Copy each line that has the string "type" somewhere in it.

=== RECORD EXCERPTS ===
*****

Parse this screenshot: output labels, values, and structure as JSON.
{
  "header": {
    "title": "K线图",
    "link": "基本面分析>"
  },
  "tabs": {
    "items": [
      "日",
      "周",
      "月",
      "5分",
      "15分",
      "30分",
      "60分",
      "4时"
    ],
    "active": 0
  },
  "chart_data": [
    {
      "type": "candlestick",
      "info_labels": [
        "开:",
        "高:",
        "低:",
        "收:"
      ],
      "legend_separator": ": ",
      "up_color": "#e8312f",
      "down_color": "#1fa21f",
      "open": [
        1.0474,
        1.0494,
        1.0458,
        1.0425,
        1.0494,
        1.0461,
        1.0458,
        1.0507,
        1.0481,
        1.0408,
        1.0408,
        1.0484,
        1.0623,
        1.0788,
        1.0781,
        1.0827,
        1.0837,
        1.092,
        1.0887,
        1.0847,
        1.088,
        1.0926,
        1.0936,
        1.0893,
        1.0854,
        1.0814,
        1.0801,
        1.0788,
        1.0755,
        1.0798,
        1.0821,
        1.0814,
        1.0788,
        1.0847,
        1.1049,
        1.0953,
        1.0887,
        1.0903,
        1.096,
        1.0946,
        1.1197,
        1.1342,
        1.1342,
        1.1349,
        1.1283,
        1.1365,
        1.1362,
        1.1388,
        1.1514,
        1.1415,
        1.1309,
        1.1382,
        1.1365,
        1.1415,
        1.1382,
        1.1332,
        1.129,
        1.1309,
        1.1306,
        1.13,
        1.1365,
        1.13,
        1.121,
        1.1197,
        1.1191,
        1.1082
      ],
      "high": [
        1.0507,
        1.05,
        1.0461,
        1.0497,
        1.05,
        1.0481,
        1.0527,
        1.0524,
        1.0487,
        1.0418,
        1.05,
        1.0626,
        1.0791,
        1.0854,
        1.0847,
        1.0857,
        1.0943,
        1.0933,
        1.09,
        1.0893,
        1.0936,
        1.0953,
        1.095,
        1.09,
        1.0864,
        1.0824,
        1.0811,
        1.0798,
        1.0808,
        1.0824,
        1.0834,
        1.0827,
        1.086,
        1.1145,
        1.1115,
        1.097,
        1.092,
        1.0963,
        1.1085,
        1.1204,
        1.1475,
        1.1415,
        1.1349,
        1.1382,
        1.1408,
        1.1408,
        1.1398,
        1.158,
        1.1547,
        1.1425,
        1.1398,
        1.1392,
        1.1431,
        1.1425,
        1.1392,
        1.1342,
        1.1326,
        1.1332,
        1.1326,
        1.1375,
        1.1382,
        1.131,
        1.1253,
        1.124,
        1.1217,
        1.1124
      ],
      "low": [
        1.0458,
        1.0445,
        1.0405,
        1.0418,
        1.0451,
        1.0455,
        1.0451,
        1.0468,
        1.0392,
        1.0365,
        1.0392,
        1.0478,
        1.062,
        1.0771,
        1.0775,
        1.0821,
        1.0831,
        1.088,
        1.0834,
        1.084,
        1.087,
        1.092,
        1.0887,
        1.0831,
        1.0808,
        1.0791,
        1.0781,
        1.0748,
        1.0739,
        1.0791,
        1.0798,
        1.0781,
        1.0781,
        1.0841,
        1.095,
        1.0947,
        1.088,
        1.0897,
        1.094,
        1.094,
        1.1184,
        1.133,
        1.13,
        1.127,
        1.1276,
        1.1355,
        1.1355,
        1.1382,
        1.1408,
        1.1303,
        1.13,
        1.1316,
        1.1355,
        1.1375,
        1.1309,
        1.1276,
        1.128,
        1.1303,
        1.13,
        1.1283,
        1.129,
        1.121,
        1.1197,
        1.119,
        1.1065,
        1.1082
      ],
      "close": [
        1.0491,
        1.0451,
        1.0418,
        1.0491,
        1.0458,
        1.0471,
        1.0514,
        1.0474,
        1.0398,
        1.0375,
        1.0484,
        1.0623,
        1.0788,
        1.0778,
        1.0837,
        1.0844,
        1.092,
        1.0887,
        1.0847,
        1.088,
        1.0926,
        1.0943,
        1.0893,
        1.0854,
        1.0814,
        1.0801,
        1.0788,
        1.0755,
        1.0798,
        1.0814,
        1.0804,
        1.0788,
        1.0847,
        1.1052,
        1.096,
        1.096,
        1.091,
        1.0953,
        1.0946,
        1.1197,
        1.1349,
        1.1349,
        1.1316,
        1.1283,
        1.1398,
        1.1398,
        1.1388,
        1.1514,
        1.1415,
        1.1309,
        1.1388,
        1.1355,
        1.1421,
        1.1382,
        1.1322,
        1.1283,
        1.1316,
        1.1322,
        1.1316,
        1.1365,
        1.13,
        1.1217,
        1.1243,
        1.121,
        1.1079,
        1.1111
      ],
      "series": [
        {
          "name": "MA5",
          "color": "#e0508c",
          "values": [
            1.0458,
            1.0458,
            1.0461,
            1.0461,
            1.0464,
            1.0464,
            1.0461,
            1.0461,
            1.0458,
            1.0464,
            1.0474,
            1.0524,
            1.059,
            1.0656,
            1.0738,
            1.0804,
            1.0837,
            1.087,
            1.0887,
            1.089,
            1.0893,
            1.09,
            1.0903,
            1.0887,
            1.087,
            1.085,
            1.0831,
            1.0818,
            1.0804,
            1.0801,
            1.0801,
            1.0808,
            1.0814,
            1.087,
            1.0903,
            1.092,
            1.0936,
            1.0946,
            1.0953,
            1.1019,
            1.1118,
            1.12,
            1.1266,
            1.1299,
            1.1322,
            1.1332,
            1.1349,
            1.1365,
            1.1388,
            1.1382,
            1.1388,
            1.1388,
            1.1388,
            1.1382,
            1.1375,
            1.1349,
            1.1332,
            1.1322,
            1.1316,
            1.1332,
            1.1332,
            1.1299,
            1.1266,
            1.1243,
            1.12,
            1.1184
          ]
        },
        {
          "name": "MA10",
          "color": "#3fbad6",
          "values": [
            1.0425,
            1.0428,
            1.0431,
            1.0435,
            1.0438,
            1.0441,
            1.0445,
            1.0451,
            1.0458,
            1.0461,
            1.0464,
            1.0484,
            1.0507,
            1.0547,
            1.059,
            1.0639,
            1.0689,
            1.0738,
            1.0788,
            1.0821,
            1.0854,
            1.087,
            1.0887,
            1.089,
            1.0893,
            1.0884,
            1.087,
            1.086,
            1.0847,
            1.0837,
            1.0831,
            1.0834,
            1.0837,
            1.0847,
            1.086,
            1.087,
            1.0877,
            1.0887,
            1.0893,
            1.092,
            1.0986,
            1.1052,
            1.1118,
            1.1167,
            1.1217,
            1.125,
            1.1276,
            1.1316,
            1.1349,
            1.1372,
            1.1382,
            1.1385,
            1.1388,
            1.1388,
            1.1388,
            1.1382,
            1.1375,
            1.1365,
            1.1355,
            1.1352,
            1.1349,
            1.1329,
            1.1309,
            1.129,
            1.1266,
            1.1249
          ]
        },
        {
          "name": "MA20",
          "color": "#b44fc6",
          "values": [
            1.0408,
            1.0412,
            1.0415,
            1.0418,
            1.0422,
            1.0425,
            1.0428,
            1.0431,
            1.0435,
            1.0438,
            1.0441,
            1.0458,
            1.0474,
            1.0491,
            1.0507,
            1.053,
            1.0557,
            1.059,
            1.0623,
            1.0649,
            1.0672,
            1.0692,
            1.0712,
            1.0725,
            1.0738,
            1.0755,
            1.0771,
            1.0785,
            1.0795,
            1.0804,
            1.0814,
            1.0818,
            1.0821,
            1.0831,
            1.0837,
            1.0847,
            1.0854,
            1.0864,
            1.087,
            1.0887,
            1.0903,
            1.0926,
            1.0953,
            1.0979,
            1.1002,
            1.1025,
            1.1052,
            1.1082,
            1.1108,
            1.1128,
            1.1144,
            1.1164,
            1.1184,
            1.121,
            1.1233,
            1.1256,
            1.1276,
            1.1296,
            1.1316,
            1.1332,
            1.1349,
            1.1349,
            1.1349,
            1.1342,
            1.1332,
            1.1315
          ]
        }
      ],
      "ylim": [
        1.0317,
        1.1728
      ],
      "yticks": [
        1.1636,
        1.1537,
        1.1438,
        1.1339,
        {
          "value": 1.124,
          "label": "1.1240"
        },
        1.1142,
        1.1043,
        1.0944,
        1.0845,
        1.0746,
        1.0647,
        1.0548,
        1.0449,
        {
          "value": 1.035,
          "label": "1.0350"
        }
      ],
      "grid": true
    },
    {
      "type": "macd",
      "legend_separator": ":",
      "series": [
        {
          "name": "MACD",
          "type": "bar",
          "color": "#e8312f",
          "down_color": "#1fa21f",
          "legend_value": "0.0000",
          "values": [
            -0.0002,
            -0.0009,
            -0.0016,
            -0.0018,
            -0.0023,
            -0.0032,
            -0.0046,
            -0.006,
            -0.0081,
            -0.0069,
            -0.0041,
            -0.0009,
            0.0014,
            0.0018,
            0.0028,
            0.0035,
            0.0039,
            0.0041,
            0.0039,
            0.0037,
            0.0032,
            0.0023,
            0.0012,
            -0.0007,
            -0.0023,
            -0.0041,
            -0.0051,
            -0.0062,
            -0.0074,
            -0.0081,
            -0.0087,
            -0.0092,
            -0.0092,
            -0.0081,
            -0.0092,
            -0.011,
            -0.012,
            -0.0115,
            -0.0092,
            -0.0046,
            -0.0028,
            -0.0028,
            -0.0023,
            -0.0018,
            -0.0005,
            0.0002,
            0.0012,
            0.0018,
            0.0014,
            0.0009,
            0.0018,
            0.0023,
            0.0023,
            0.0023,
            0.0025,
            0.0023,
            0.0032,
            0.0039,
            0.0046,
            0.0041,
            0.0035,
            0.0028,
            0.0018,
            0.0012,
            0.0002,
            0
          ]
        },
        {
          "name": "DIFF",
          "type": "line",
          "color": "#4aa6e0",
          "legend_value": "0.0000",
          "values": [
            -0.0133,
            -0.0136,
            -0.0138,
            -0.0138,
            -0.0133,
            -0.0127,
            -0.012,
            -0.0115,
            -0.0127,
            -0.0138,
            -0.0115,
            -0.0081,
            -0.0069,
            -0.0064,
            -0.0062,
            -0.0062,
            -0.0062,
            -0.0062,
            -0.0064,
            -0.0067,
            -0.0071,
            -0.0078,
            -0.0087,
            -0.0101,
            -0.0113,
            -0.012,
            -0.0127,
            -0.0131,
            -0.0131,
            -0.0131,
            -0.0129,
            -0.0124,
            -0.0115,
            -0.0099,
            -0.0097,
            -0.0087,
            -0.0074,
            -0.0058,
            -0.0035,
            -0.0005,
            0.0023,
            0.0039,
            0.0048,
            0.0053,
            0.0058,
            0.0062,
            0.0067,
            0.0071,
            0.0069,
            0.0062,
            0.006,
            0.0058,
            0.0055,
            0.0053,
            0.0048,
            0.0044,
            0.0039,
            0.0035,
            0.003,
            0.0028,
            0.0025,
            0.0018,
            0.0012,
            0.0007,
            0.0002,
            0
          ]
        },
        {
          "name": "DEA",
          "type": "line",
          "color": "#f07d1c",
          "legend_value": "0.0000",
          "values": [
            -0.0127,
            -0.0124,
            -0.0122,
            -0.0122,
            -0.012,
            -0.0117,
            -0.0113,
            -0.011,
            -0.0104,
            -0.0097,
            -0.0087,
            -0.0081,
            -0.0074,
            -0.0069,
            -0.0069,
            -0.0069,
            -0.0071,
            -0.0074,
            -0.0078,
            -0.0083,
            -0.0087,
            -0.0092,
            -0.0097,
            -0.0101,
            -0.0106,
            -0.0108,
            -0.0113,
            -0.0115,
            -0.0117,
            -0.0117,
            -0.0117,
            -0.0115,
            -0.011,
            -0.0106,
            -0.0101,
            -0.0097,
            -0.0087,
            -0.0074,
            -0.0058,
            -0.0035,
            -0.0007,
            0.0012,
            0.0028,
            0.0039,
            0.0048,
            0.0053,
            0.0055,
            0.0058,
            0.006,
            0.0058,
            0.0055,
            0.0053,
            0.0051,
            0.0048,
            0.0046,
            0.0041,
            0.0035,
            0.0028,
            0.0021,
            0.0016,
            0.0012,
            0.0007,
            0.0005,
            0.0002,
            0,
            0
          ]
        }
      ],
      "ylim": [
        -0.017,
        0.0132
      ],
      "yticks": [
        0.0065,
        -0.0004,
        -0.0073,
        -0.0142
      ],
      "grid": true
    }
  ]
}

*****

=== RESPONSE TO THE EXERCISE ===
      "type": "candlestick",
      "type": "macd",
          "type": "bar",
          "type": "line",
          "type": "line",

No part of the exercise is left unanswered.